**What is being asked**
Reproduce the following material exactly, including every line.

Begin

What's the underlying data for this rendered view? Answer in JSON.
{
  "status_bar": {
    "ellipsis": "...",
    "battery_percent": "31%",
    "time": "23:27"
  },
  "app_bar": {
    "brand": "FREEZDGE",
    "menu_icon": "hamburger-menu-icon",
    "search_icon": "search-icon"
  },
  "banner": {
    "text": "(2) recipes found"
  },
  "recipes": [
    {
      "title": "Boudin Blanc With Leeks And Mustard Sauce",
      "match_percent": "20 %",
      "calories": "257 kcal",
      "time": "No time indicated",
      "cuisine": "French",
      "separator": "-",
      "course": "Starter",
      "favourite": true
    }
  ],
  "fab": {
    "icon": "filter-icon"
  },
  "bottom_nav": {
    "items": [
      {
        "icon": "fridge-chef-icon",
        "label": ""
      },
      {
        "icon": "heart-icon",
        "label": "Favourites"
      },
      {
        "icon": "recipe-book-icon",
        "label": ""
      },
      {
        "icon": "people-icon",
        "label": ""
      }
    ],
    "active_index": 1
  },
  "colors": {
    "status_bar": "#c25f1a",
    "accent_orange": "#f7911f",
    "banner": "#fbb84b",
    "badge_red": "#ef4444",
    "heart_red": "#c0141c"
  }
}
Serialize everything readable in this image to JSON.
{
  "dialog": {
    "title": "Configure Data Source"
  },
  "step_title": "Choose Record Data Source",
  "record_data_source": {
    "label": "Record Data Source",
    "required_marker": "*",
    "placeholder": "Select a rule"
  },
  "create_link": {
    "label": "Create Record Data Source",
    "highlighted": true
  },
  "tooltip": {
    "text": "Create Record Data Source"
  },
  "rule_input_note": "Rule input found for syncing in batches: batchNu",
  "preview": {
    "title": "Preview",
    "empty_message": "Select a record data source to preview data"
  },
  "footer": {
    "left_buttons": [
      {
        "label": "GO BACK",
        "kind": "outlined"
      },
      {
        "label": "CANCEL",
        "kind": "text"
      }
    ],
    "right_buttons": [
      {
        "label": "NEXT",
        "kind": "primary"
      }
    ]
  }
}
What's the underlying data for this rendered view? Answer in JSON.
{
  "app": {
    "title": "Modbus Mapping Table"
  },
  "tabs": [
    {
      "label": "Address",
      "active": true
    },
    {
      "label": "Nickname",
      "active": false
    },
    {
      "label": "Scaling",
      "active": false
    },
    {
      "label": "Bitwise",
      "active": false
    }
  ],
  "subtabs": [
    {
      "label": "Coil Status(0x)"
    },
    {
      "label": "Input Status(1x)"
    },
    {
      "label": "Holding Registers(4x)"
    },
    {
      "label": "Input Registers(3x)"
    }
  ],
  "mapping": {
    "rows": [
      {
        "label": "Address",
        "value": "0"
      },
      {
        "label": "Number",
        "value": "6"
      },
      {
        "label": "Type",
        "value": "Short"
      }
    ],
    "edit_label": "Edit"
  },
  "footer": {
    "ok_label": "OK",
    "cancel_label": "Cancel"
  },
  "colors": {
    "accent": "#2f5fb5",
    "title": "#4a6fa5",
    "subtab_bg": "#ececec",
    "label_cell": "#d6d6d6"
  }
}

End

**Response to the task**
What's the underlying data for this rendered view? Answer in JSON.
{
  "status_bar": {
    "ellipsis": "...",
    "battery_percent": "31%",
    "time": "23:27"
  },
  "app_bar": {
    "brand": "FREEZDGE",
    "menu_icon": "hamburger-menu-icon",
    "search_icon": "search-icon"
  },
  "banner": {
    "text": "(2) recipes found"
  },
  "recipes": [
    {
      "title": "Boudin Blanc With Leeks And Mustard Sauce",
      "match_percent": "20 %",
      "calories": "257 kcal",
      "time": "No time indicated",
      "cuisine": "French",
      "separator": "-",
      "course": "Starter",
      "favourite": true
    }
  ],
  "fab": {
    "icon": "filter-icon"
  },
  "bottom_nav": {
    "items": [
      {
        "icon": "fridge-chef-icon",
        "label": ""
      },
      {
        "icon": "heart-icon",
        "label": "Favourites"
      },
      {
        "icon": "recipe-book-icon",
        "label": ""
      },
      {
        "icon": "people-icon",
        "label": ""
      }
    ],
    "active_index": 1
  },
  "colors": {
    "status_bar": "#c25f1a",
    "accent_orange": "#f7911f",
    "banner": "#fbb84b",
    "badge_red": "#ef4444",
    "heart_red": "#c0141c"
  }
}
Serialize everything readable in this image to JSON.
{
  "dialog": {
    "title": "Configure Data Source"
  },
  "step_title": "Choose Record Data Source",
  "record_data_source": {
    "label": "Record Data Source",
    "required_marker": "*",
    "placeholder": "Select a rule"
  },
  "create_link": {
    "label": "Create Record Data Source",
    "highlighted": true
  },
  "tooltip": {
    "text": "Create Record Data Source"
  },
  "rule_input_note": "Rule input found for syncing in batches: batchNu",
  "preview": {
    "title": "Preview",
    "empty_message": "Select a record data source to preview data"
  },
  "footer": {
    "left_buttons": [
      {
        "label": "GO BACK",
        "kind": "outlined"
      },
      {
        "label": "CANCEL",
        "kind": "text"
      }
    ],
    "right_buttons": [
      {
        "label": "NEXT",
        "kind": "primary"
      }
    ]
  }
}
What's the underlying data for this rendered view? Answer in JSON.
{
  "app": {
    "title": "Modbus Mapping Table"
  },
  "tabs": [
    {
      "label": "Address",
      "active": true
    },
    {
      "label": "Nickname",
      "active": false
    },
    {
      "label": "Scaling",
      "active": false
    },
    {
      "label": "Bitwise",
      "active": false
    }
  ],
  "subtabs": [
    {
      "label": "Coil Status(0x)"
    },
    {
      "label": "Input Status(1x)"
    },
    {
      "label": "Holding Registers(4x)"
    },
    {
      "label": "Input Registers(3x)"
    }
  ],
  "mapping": {
    "rows": [
      {
        "label": "Address",
        "value": "0"
      },
      {
        "label": "Number",
        "value": "6"
      },
      {
        "label": "Type",
        "value": "Short"
      }
    ],
    "edit_label": "Edit"
  },
  "footer": {
    "ok_label": "OK",
    "cancel_label": "Cancel"
  },
  "colors": {
    "accent": "#2f5fb5",
    "title": "#4a6fa5",
    "subtab_bg": "#ececec",
    "label_cell": "#d6d6d6"
  }
}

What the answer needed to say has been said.